(Stored records)
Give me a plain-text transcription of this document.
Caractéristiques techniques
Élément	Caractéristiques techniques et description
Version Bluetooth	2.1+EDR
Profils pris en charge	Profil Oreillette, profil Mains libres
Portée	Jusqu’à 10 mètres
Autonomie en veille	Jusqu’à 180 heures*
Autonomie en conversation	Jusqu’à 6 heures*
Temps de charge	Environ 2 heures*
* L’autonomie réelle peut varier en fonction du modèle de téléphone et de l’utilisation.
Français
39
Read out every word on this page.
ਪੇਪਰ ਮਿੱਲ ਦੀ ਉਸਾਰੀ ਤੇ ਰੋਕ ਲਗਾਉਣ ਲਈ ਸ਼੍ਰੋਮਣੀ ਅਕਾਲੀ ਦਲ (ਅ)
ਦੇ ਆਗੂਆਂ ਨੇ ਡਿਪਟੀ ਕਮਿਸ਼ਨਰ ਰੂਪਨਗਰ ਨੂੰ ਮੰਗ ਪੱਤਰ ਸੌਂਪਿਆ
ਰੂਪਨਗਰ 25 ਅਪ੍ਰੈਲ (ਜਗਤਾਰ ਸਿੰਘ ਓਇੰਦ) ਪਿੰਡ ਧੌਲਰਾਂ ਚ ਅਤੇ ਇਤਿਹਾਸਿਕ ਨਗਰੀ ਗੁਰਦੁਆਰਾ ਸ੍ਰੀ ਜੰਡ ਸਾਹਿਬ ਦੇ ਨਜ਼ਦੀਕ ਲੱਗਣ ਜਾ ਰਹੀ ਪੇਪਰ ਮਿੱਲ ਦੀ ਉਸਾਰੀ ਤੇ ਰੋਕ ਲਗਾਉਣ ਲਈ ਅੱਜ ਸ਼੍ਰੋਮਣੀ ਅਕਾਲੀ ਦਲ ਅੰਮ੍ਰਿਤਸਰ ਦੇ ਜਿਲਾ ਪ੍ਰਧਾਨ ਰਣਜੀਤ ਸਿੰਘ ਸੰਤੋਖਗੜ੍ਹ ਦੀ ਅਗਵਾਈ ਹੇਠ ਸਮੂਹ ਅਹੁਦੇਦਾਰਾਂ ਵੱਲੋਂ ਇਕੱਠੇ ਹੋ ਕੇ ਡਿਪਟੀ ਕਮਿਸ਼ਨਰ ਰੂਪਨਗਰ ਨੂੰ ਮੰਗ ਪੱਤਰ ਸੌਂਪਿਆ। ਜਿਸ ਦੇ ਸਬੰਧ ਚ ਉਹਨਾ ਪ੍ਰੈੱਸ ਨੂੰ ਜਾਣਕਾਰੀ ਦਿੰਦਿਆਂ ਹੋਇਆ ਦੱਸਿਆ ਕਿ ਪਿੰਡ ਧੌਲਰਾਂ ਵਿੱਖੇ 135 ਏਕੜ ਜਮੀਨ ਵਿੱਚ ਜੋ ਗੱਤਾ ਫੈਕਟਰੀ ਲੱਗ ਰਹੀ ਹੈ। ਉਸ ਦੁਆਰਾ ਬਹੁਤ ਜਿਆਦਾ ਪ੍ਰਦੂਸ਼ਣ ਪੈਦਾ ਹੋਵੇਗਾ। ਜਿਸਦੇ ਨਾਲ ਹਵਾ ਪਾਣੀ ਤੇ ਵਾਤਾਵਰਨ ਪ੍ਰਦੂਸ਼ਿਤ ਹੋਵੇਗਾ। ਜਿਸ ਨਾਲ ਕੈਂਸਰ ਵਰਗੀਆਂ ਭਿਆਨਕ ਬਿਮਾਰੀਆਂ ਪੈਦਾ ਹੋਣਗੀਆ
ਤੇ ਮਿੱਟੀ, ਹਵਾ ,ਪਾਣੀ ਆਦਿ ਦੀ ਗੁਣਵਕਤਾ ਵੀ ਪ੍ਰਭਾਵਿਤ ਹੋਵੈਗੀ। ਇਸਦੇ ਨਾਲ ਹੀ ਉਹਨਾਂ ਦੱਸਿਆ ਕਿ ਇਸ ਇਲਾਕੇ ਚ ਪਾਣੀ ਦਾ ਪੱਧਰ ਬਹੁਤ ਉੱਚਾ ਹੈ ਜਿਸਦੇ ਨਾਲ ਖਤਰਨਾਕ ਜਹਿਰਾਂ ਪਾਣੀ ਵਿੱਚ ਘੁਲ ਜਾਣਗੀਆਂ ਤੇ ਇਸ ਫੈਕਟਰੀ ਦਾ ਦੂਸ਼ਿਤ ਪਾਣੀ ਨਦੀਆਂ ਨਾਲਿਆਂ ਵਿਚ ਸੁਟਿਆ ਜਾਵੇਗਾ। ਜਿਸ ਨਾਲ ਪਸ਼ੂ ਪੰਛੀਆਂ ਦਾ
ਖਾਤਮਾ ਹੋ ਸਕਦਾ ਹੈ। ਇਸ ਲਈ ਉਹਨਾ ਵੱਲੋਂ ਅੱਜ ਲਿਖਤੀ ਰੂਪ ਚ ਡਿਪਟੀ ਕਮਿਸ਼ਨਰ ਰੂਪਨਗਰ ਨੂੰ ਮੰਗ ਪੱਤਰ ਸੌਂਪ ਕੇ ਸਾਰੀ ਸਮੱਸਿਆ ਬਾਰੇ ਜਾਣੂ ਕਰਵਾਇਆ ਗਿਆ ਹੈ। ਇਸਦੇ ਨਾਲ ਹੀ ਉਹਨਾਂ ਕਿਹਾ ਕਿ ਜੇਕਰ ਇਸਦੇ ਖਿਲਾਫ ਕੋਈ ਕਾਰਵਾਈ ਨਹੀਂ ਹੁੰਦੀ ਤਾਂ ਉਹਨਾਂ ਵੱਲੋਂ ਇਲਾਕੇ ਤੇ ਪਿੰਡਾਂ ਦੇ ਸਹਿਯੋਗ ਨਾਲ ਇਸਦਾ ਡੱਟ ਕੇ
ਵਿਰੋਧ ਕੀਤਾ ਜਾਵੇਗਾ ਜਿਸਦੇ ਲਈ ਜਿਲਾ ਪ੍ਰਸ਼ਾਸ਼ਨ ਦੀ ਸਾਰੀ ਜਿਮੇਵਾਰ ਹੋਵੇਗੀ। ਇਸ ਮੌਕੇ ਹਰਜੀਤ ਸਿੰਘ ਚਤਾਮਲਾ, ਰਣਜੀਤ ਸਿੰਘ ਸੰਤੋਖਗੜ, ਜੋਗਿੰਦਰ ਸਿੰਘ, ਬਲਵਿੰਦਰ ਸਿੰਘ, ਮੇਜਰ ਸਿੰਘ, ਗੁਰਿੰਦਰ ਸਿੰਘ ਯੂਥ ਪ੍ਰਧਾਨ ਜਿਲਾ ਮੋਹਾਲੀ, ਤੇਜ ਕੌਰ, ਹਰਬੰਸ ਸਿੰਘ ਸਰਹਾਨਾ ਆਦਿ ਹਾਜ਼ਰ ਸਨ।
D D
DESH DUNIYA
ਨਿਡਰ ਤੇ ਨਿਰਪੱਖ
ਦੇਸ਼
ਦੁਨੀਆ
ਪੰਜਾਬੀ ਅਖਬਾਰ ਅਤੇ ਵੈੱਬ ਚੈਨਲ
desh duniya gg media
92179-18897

- EXERCISE AIM -
Tell how many lines in the records above contain "ਪਨਗਰ", giving the number and no other words.

- OUTPUT FOR THIS TASK -
3